Dataset items:
________________

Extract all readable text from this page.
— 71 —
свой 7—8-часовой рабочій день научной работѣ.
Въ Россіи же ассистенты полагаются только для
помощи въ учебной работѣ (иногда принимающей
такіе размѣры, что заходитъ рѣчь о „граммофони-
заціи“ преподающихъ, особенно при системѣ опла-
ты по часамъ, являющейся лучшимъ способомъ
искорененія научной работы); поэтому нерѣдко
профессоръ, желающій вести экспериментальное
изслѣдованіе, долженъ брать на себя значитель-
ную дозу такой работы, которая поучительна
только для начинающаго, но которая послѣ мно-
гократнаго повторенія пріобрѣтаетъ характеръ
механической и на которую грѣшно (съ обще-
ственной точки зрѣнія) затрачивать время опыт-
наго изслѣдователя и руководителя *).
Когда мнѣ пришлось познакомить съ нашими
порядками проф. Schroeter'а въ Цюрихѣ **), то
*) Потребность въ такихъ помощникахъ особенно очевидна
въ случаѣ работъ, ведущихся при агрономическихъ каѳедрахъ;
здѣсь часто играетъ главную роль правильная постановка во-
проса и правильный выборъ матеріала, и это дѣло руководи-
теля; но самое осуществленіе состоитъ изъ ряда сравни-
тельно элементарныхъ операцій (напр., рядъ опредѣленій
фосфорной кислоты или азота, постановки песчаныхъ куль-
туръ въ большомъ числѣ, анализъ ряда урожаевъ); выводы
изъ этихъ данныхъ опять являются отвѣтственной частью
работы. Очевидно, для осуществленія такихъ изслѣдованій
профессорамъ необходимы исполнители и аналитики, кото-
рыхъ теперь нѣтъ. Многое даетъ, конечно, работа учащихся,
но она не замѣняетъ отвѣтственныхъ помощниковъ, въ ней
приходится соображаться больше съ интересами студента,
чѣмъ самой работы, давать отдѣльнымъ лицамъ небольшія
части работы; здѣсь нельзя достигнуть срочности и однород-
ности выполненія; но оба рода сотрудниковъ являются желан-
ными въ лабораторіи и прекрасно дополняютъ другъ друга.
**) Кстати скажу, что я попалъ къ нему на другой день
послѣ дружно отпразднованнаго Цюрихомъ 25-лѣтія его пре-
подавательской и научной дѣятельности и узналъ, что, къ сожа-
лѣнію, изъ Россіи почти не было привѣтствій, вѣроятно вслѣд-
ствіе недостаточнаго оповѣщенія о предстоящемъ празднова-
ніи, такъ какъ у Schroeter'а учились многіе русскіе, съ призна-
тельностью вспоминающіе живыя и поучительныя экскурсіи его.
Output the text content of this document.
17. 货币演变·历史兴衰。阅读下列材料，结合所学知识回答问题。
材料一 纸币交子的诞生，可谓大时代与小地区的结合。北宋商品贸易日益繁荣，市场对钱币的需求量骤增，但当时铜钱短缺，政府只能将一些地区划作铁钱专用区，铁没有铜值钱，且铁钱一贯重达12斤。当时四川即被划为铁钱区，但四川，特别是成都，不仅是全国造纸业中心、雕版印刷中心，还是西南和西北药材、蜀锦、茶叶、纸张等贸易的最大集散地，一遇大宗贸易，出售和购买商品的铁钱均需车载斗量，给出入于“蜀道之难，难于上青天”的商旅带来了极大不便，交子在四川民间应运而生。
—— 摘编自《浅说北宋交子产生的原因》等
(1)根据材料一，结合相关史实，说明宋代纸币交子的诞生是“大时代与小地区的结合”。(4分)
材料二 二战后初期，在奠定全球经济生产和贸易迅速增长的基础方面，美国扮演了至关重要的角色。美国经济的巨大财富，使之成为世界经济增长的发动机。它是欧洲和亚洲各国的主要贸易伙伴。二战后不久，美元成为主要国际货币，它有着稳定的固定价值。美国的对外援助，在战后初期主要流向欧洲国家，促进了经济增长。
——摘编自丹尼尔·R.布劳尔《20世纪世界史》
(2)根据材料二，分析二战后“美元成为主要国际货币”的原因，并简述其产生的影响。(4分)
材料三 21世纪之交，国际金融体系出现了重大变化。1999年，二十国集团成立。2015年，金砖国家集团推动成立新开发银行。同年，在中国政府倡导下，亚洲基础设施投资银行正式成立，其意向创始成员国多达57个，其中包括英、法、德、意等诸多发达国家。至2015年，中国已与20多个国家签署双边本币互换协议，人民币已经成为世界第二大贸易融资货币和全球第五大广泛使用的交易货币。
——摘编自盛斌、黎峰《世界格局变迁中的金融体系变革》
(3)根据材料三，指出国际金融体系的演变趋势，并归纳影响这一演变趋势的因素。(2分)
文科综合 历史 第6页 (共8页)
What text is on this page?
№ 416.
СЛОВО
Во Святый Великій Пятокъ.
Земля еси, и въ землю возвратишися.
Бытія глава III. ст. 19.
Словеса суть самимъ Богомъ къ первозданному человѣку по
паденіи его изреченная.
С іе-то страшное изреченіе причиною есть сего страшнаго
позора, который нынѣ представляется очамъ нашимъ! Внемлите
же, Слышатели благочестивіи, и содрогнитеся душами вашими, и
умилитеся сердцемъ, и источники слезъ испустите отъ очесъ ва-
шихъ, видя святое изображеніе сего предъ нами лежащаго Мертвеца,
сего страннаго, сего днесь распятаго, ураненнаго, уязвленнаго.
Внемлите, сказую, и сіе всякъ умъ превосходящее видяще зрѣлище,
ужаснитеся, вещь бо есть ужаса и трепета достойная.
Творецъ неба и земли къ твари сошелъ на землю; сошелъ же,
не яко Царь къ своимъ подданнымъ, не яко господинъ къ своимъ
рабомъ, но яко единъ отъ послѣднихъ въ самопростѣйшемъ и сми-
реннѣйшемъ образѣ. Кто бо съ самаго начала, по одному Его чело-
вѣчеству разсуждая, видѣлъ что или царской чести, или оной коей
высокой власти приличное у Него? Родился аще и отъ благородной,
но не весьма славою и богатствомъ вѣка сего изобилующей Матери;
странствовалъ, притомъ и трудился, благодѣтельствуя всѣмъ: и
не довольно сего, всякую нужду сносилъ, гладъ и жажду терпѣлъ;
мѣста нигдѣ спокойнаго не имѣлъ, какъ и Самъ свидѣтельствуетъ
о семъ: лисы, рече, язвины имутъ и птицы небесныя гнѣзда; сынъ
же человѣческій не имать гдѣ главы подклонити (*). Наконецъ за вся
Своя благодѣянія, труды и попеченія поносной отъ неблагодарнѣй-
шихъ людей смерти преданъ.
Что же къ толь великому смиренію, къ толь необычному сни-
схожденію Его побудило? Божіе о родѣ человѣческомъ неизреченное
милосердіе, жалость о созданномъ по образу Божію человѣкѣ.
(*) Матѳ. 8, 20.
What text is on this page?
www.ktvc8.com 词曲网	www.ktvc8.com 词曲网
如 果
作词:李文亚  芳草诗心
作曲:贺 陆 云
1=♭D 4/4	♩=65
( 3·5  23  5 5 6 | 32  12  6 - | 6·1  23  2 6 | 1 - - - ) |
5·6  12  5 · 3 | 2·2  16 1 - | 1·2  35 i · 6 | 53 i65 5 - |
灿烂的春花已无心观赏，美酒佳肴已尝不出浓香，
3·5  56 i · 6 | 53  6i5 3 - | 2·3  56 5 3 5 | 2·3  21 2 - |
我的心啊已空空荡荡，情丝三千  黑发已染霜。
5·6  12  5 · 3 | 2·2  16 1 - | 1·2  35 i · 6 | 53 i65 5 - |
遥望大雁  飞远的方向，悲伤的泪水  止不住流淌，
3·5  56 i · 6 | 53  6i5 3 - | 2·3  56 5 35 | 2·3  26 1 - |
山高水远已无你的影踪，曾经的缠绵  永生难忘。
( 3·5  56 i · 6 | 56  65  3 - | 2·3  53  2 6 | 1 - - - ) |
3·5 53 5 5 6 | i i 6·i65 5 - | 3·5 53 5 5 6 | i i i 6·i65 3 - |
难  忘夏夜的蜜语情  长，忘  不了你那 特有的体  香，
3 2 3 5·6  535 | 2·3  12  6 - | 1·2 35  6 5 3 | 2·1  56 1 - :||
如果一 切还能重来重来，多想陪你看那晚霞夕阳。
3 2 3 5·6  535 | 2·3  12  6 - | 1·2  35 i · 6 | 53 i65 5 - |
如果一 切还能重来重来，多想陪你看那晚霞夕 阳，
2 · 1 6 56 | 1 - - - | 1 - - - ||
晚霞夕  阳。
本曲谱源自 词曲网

________________

*EXERCISE BRIEF:* Identify the lines that contain the string "какъ", and copy every one of them.

*SOLUTION BELOW:*
ніи, такъ какъ у Schroeter'а учились многіе русскіе, съ призна-
мѣста нигдѣ спокойнаго не имѣлъ, какъ и Самъ свидѣтельствуетъ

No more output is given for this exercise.